*Data for the task*
- - - -

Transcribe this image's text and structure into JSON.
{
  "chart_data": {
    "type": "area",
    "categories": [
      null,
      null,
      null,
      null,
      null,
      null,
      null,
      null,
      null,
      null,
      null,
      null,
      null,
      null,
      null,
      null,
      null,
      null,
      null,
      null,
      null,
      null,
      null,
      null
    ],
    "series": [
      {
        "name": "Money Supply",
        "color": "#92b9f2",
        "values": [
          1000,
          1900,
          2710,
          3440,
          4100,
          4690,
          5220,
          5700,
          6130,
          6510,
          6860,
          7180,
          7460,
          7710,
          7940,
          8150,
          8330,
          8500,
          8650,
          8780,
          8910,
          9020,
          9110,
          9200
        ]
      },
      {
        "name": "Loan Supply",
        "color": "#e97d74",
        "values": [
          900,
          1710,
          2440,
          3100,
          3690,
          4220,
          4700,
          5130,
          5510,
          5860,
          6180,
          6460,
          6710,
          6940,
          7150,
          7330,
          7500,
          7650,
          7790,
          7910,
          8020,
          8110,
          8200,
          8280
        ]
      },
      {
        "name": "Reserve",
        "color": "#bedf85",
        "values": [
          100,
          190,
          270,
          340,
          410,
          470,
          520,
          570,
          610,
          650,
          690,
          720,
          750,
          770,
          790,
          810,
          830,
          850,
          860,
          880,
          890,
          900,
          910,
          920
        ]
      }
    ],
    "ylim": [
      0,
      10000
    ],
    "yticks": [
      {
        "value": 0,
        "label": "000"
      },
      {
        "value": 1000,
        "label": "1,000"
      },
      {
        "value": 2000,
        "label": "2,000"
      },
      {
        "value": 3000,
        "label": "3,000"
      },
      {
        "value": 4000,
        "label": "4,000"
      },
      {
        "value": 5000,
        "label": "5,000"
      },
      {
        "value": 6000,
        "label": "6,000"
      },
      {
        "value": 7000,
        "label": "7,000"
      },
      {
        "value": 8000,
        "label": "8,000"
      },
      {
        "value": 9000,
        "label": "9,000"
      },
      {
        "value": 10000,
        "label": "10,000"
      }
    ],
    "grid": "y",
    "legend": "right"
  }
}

- - - -

*Instructions for the task*
Give the listing again, word for word.

*Result of the task*
Transcribe this image's text and structure into JSON.
{
  "chart_data": {
    "type": "area",
    "categories": [
      null,
      null,
      null,
      null,
      null,
      null,
      null,
      null,
      null,
      null,
      null,
      null,
      null,
      null,
      null,
      null,
      null,
      null,
      null,
      null,
      null,
      null,
      null,
      null
    ],
    "series": [
      {
        "name": "Money Supply",
        "color": "#92b9f2",
        "values": [
          1000,
          1900,
          2710,
          3440,
          4100,
          4690,
          5220,
          5700,
          6130,
          6510,
          6860,
          7180,
          7460,
          7710,
          7940,
          8150,
          8330,
          8500,
          8650,
          8780,
          8910,
          9020,
          9110,
          9200
        ]
      },
      {
        "name": "Loan Supply",
        "color": "#e97d74",
        "values": [
          900,
          1710,
          2440,
          3100,
          3690,
          4220,
          4700,
          5130,
          5510,
          5860,
          6180,
          6460,
          6710,
          6940,
          7150,
          7330,
          7500,
          7650,
          7790,
          7910,
          8020,
          8110,
          8200,
          8280
        ]
      },
      {
        "name": "Reserve",
        "color": "#bedf85",
        "values": [
          100,
          190,
          270,
          340,
          410,
          470,
          520,
          570,
          610,
          650,
          690,
          720,
          750,
          770,
          790,
          810,
          830,
          850,
          860,
          880,
          890,
          900,
          910,
          920
        ]
      }
    ],
    "ylim": [
      0,
      10000
    ],
    "yticks": [
      {
        "value": 0,
        "label": "000"
      },
      {
        "value": 1000,
        "label": "1,000"
      },
      {
        "value": 2000,
        "label": "2,000"
      },
      {
        "value": 3000,
        "label": "3,000"
      },
      {
        "value": 4000,
        "label": "4,000"
      },
      {
        "value": 5000,
        "label": "5,000"
      },
      {
        "value": 6000,
        "label": "6,000"
      },
      {
        "value": 7000,
        "label": "7,000"
      },
      {
        "value": 8000,
        "label": "8,000"
      },
      {
        "value": 9000,
        "label": "9,000"
      },
      {
        "value": 10000,
        "label": "10,000"
      }
    ],
    "grid": "y",
    "legend": "right"
  }
}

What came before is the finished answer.